▸ **Job**: In the data below, find each line containing the string "Naam" and return it.

▸ **Data for processing**:
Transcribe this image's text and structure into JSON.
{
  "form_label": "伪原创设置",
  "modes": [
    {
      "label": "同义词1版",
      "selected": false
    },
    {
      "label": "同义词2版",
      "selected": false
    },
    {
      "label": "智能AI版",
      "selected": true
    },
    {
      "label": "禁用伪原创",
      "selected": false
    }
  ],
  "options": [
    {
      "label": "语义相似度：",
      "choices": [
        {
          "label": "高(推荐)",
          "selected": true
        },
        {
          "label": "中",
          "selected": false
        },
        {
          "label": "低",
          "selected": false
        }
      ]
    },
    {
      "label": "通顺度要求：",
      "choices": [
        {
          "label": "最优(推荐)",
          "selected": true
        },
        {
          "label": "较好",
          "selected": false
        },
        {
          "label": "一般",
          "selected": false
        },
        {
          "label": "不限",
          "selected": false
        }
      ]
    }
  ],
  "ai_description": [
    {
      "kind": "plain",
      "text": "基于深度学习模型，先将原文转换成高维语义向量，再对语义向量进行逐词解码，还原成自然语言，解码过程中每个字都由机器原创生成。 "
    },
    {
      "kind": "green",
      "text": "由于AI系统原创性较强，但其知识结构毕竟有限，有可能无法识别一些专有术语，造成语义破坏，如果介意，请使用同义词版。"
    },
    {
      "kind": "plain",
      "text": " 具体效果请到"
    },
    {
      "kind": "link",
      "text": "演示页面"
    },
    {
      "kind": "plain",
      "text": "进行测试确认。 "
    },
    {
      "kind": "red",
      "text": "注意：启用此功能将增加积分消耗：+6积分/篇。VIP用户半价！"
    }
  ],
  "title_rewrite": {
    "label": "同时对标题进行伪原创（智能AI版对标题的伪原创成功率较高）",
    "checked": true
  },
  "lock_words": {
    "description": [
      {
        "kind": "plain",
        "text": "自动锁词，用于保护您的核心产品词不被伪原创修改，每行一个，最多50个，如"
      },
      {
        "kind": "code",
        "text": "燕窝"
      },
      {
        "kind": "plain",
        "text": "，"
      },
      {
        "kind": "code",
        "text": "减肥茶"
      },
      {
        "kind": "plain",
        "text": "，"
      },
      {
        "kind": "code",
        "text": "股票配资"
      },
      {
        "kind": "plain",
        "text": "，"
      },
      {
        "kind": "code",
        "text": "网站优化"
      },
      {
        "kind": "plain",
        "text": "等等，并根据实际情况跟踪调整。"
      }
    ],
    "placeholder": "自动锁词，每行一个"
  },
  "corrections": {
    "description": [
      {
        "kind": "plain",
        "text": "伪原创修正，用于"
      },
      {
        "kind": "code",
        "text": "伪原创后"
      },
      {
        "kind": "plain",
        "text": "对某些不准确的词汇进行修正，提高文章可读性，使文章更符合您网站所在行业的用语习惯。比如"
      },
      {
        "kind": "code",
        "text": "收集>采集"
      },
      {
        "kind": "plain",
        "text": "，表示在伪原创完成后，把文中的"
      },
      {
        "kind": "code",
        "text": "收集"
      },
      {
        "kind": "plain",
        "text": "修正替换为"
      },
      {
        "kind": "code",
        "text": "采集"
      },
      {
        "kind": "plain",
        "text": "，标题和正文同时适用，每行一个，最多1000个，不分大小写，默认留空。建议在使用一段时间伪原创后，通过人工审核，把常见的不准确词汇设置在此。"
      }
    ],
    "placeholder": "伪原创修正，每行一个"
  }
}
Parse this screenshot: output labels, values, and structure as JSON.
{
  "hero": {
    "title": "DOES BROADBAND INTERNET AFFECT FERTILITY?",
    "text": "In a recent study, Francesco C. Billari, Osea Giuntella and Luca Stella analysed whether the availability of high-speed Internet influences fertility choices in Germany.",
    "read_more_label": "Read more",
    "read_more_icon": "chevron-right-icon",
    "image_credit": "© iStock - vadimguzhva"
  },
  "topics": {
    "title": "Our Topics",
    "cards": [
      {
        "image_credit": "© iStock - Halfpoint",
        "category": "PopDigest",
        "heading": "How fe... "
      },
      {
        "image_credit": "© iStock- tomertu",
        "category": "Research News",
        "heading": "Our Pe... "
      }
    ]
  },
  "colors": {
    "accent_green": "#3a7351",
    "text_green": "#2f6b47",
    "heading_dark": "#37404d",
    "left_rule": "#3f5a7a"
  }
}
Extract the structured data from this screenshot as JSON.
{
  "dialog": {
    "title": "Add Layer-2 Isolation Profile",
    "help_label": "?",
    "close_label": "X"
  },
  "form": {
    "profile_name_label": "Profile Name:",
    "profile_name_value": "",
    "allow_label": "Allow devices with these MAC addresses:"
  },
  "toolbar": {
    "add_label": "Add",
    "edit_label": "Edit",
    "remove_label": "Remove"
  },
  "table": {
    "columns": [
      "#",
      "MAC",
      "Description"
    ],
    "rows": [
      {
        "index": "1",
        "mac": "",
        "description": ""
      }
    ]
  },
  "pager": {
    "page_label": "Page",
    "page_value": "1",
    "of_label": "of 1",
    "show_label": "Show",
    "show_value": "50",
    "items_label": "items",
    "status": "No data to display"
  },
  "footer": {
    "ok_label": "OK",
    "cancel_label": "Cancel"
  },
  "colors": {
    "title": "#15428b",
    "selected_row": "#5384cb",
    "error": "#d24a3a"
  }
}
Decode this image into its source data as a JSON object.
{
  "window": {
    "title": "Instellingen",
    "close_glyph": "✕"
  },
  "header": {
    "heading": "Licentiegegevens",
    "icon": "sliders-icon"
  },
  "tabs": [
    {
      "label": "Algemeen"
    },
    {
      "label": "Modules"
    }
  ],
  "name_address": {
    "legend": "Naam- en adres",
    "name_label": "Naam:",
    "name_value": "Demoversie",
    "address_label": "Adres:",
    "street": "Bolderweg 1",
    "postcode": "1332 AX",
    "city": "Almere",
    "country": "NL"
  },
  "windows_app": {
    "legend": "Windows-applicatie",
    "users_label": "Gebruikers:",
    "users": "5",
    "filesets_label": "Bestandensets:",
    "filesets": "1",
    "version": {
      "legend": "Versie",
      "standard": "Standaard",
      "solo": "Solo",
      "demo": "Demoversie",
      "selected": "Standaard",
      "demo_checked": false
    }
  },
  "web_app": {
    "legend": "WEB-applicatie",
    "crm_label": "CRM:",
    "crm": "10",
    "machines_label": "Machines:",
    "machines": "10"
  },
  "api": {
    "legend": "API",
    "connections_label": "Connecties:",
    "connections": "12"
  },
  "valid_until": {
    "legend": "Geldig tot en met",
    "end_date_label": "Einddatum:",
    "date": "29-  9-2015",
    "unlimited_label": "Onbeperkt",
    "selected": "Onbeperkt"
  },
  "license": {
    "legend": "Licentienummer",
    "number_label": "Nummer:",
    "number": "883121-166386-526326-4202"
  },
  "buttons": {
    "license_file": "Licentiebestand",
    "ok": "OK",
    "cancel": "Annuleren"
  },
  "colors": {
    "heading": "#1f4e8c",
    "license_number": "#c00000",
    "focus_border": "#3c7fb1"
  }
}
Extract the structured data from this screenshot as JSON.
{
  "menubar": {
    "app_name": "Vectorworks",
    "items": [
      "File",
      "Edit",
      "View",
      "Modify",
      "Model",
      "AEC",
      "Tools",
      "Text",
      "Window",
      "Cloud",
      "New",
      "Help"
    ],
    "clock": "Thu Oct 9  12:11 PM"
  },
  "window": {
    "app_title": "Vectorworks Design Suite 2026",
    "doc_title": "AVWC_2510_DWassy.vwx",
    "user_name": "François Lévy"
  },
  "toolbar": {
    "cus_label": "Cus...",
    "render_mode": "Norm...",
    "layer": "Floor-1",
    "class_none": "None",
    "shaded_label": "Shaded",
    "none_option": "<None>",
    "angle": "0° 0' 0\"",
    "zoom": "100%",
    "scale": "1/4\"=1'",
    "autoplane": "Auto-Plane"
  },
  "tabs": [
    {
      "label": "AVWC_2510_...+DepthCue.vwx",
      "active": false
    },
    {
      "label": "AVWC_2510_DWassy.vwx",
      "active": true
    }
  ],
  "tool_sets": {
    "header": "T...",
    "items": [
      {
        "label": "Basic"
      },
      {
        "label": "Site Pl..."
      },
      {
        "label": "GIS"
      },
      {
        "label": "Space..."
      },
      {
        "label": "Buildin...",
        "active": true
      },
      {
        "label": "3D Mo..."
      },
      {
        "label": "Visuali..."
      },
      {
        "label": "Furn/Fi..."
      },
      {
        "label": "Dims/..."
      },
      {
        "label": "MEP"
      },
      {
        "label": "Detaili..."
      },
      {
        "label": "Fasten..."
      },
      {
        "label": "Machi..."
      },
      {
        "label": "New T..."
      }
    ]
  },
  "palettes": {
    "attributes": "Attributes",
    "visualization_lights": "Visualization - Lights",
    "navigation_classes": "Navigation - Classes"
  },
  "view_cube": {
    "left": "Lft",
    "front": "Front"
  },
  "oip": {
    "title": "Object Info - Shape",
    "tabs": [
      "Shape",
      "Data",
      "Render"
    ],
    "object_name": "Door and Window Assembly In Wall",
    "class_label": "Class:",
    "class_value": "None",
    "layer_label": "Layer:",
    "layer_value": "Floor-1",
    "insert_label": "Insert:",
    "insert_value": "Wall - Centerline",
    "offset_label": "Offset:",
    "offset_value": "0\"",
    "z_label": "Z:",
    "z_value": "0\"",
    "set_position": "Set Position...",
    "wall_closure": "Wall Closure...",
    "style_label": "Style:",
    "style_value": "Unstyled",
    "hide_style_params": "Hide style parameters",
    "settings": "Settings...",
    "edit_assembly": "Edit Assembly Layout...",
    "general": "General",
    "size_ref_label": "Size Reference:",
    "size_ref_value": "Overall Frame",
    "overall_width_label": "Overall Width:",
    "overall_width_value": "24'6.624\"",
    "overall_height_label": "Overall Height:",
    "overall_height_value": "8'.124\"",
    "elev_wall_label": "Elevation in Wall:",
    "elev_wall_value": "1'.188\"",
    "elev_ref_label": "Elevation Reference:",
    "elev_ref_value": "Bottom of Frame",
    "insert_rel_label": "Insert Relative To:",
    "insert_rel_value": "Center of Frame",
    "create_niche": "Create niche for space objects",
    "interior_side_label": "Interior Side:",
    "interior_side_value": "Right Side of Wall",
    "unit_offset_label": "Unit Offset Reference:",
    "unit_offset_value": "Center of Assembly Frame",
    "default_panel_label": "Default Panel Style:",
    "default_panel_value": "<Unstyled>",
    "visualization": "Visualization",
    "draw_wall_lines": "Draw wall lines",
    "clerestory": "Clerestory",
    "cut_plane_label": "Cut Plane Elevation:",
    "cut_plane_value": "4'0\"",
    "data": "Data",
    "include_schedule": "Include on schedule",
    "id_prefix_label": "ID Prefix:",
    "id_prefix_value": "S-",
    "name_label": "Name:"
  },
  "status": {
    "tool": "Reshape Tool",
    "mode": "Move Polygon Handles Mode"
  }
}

▸ **Exercise response**:
    "legend": "Naam- en adres",
    "name_label": "Naam:",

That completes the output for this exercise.